===== Dataset content
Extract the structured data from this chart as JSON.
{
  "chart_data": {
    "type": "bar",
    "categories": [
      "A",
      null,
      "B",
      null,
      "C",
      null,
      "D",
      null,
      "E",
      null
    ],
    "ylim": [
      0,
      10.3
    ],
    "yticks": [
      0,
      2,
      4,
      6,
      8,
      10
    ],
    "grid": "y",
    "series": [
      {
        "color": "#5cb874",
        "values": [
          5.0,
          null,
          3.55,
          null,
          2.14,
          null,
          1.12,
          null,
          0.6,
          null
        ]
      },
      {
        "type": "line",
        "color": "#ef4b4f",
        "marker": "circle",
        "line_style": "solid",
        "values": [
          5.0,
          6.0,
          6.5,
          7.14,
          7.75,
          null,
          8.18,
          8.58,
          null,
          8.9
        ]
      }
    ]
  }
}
==========
▸ What needs to be done
Give back all the data exactly as written.

▸ The output
Extract the structured data from this chart as JSON.
{
  "chart_data": {
    "type": "bar",
    "categories": [
      "A",
      null,
      "B",
      null,
      "C",
      null,
      "D",
      null,
      "E",
      null
    ],
    "ylim": [
      0,
      10.3
    ],
    "yticks": [
      0,
      2,
      4,
      6,
      8,
      10
    ],
    "grid": "y",
    "series": [
      {
        "color": "#5cb874",
        "values": [
          5.0,
          null,
          3.55,
          null,
          2.14,
          null,
          1.12,
          null,
          0.6,
          null
        ]
      },
      {
        "type": "line",
        "color": "#ef4b4f",
        "marker": "circle",
        "line_style": "solid",
        "values": [
          5.0,
          6.0,
          6.5,
          7.14,
          7.75,
          null,
          8.18,
          8.58,
          null,
          8.9
        ]
      }
    ]
  }
}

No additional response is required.